Copy out every line in the entries below that includes "Ecuador".

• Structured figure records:
══════

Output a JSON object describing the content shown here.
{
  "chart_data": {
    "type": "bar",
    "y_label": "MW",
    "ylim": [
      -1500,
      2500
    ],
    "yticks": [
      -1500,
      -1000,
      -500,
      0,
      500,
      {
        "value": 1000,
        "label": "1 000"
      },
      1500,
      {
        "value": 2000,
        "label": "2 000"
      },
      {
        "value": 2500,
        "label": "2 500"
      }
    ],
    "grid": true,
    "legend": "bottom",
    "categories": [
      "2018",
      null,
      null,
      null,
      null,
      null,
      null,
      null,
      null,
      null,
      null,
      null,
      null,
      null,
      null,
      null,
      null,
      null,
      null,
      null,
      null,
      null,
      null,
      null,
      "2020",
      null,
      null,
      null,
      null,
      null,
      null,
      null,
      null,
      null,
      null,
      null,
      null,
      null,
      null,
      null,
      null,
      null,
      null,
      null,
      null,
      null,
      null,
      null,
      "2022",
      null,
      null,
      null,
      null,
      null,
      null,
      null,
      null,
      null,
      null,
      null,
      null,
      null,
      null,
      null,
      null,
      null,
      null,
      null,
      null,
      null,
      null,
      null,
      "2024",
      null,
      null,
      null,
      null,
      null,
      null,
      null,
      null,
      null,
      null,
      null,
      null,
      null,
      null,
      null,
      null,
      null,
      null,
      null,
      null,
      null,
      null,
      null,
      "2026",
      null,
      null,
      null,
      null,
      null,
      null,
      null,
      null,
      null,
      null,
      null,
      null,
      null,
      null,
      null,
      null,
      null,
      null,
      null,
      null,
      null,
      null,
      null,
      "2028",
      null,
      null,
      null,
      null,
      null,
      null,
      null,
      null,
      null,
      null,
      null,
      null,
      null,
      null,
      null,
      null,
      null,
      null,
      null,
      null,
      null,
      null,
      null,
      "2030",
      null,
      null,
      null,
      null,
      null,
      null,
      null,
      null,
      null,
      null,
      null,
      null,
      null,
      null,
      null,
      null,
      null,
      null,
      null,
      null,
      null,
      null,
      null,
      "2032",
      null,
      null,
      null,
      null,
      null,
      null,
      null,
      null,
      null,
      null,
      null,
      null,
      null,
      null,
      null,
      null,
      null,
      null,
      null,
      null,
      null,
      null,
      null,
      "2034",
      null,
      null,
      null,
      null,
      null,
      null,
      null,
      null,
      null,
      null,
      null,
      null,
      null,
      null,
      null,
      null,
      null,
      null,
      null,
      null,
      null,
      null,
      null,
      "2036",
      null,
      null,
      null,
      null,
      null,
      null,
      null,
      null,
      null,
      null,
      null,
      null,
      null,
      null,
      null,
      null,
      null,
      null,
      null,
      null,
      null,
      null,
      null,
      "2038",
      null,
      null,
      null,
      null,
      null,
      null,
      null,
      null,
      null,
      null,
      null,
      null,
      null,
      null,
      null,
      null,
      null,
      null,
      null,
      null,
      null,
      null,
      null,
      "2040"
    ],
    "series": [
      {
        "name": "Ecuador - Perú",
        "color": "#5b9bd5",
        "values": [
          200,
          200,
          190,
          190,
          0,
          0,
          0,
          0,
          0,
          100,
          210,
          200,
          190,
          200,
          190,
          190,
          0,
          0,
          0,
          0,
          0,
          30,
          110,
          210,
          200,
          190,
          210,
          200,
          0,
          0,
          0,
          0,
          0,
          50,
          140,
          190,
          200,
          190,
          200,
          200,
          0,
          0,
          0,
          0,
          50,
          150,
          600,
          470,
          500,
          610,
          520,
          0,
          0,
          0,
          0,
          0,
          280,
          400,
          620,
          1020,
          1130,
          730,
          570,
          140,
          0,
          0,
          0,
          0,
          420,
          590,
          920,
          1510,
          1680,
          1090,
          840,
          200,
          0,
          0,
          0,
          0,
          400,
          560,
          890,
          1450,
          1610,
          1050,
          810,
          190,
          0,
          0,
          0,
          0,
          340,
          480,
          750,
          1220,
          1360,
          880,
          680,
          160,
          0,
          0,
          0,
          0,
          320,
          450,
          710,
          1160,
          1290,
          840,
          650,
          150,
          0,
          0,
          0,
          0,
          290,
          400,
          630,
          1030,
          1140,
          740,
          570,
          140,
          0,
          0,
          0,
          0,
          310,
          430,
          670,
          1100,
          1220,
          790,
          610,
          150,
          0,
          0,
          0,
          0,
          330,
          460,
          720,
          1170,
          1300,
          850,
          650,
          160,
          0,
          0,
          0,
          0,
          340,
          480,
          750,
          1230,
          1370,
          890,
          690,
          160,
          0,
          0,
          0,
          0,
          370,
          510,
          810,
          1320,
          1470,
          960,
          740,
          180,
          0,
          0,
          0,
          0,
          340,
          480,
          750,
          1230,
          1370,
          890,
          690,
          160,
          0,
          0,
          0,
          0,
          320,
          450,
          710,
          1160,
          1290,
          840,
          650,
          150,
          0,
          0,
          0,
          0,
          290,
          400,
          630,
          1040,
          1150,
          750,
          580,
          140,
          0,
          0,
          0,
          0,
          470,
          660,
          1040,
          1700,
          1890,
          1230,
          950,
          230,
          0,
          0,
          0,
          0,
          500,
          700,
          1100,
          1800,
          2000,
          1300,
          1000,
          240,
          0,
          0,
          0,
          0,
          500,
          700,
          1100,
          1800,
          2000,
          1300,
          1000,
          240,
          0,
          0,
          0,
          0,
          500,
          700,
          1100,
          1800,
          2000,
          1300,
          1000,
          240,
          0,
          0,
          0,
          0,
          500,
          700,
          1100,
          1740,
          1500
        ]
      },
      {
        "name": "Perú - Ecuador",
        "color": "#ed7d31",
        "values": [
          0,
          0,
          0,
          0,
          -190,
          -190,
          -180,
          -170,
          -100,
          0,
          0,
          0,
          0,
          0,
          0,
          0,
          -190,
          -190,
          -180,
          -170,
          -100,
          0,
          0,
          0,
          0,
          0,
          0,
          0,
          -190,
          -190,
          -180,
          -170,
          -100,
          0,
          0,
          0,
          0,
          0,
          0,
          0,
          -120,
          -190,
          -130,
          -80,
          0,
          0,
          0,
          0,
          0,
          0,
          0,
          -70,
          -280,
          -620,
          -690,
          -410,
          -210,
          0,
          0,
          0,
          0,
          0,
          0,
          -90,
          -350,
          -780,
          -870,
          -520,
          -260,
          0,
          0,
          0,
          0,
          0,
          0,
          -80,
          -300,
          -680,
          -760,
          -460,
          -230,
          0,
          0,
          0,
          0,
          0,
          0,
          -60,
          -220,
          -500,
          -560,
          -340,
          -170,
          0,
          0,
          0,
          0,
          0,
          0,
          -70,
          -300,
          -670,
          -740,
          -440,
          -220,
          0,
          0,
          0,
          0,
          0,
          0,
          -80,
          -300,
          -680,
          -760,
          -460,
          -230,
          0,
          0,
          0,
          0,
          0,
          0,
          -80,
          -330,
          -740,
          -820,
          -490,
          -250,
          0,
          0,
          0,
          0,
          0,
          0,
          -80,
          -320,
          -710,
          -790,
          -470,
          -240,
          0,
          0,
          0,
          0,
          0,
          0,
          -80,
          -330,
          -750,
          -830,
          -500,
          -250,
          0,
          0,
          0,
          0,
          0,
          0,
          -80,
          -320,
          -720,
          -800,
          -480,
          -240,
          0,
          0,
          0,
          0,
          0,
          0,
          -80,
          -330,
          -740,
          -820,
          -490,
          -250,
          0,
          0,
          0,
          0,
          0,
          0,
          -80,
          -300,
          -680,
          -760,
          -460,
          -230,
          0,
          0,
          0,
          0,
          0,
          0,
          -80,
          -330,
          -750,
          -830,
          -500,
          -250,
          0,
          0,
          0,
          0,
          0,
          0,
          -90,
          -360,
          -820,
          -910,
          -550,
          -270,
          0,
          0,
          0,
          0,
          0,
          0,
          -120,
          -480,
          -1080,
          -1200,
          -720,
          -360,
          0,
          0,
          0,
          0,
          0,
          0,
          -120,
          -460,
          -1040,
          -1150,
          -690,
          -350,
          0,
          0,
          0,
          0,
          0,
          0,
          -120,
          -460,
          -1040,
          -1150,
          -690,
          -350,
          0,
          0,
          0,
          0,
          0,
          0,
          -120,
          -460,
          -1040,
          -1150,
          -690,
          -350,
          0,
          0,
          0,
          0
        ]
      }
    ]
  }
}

══════

• RESPONSE TO THE EXERCISE:
        "name": "Ecuador - Perú",
        "name": "Perú - Ecuador",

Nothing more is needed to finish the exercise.